Collected data:
=-=-=-=-=
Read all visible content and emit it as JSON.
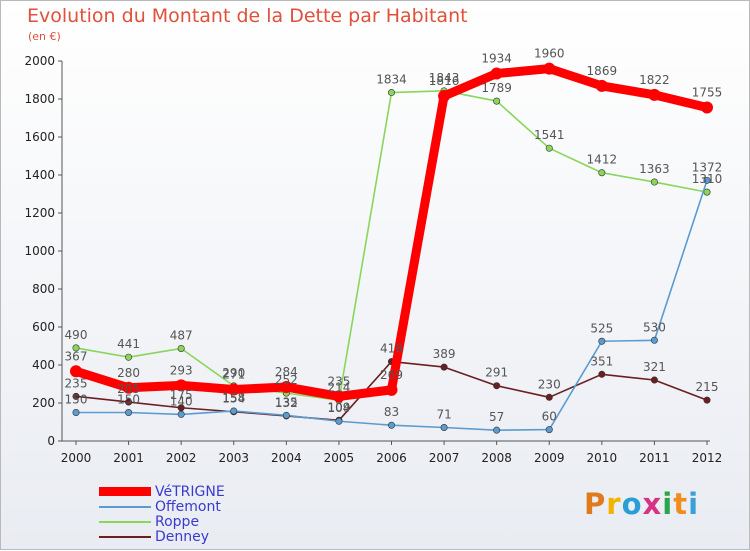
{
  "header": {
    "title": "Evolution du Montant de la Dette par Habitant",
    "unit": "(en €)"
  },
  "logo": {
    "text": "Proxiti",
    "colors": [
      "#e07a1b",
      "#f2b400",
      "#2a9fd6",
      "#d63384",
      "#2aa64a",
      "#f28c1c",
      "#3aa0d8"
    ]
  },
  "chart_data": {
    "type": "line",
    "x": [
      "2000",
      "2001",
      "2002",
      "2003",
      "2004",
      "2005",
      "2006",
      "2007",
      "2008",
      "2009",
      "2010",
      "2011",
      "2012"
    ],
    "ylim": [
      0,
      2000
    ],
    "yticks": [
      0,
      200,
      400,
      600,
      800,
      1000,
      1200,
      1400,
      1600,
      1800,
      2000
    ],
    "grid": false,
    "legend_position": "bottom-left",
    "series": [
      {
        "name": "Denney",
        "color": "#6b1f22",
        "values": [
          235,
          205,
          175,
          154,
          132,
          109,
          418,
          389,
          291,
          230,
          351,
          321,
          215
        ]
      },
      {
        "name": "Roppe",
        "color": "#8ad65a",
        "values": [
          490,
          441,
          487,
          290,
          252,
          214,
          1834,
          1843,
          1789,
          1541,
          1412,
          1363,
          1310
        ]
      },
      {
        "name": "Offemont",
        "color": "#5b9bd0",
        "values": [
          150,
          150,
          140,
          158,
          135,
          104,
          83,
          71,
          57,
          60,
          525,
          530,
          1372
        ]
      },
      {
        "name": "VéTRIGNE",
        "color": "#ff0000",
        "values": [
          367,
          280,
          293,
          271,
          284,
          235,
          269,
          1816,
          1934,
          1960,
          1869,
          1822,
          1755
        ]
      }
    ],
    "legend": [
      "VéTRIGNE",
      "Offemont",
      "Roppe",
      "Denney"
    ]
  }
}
=-=-=-=-=
EXERCISE GOAL:
Without including any pictures, please restate all the records exactly.

RESULT OF THIS EXERCISE:
Read all visible content and emit it as JSON.
{
  "header": {
    "title": "Evolution du Montant de la Dette par Habitant",
    "unit": "(en €)"
  },
  "logo": {
    "text": "Proxiti",
    "colors": [
      "#e07a1b",
      "#f2b400",
      "#2a9fd6",
      "#d63384",
      "#2aa64a",
      "#f28c1c",
      "#3aa0d8"
    ]
  },
  "chart_data": {
    "type": "line",
    "x": [
      "2000",
      "2001",
      "2002",
      "2003",
      "2004",
      "2005",
      "2006",
      "2007",
      "2008",
      "2009",
      "2010",
      "2011",
      "2012"
    ],
    "ylim": [
      0,
      2000
    ],
    "yticks": [
      0,
      200,
      400,
      600,
      800,
      1000,
      1200,
      1400,
      1600,
      1800,
      2000
    ],
    "grid": false,
    "legend_position": "bottom-left",
    "series": [
      {
        "name": "Denney",
        "color": "#6b1f22",
        "values": [
          235,
          205,
          175,
          154,
          132,
          109,
          418,
          389,
          291,
          230,
          351,
          321,
          215
        ]
      },
      {
        "name": "Roppe",
        "color": "#8ad65a",
        "values": [
          490,
          441,
          487,
          290,
          252,
          214,
          1834,
          1843,
          1789,
          1541,
          1412,
          1363,
          1310
        ]
      },
      {
        "name": "Offemont",
        "color": "#5b9bd0",
        "values": [
          150,
          150,
          140,
          158,
          135,
          104,
          83,
          71,
          57,
          60,
          525,
          530,
          1372
        ]
      },
      {
        "name": "VéTRIGNE",
        "color": "#ff0000",
        "values": [
          367,
          280,
          293,
          271,
          284,
          235,
          269,
          1816,
          1934,
          1960,
          1869,
          1822,
          1755
        ]
      }
    ],
    "legend": [
      "VéTRIGNE",
      "Offemont",
      "Roppe",
      "Denney"
    ]
  }
}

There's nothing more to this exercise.